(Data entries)
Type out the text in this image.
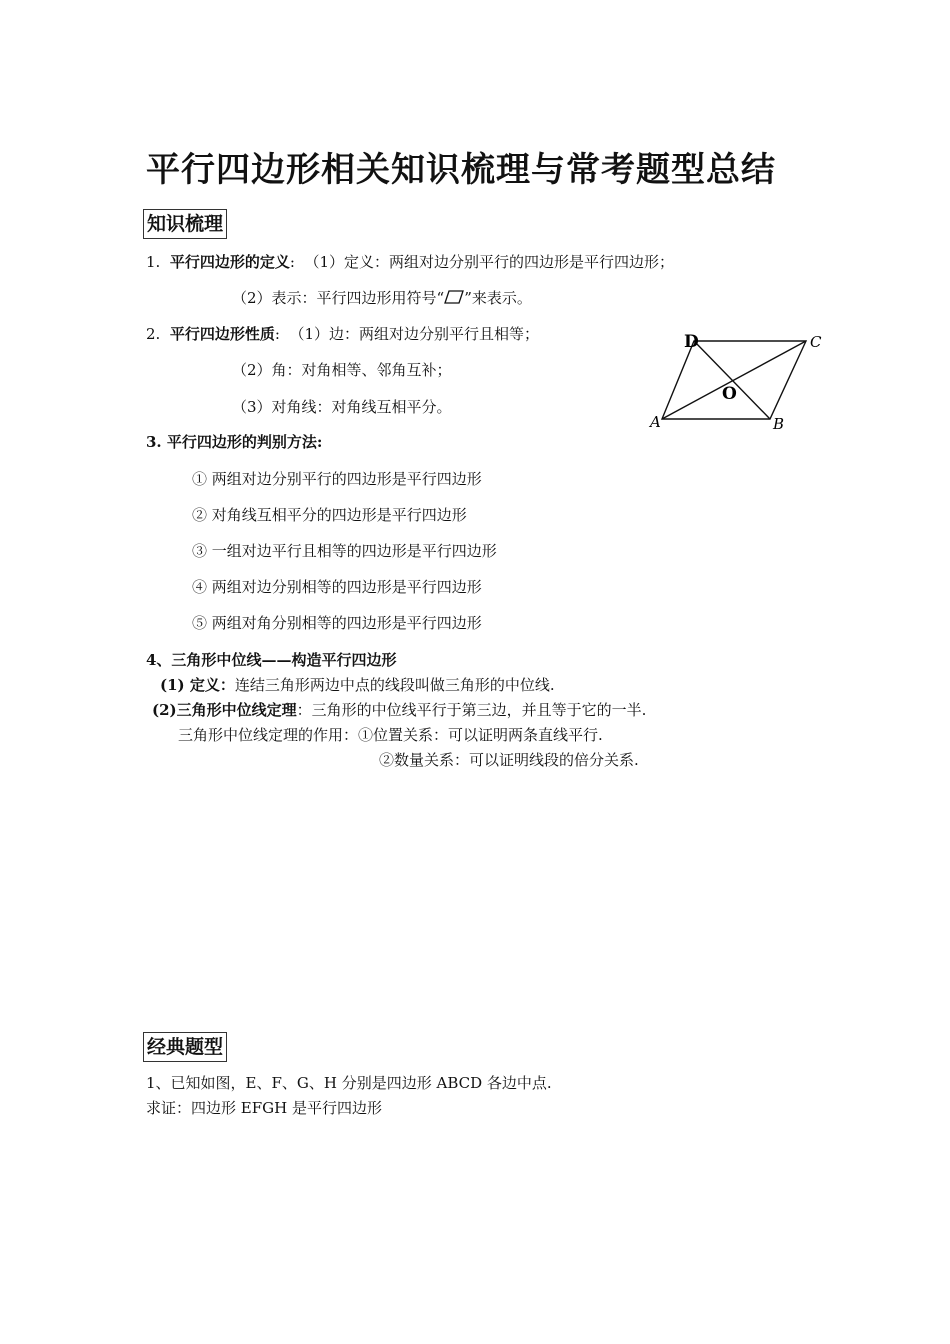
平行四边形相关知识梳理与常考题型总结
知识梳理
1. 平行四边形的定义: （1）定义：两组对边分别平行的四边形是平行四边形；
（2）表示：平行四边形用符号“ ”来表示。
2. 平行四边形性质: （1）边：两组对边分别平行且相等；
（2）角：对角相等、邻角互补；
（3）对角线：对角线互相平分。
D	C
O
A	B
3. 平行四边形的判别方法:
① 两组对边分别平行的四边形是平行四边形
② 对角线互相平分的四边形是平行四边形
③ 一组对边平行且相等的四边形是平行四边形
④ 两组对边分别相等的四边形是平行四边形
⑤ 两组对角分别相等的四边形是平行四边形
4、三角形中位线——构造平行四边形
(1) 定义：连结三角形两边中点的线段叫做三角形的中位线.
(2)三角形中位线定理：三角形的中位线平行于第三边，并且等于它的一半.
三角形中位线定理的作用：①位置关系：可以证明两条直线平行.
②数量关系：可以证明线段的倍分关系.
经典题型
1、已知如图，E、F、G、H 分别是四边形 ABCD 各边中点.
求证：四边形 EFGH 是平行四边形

» OBJECTIVE: Pull out every line containing "两组对边分别平行的四边形是平行四边形".

» REPLY TO THE TASK:
1. 平行四边形的定义: （1）定义：两组对边分别平行的四边形是平行四边形；
① 两组对边分别平行的四边形是平行四边形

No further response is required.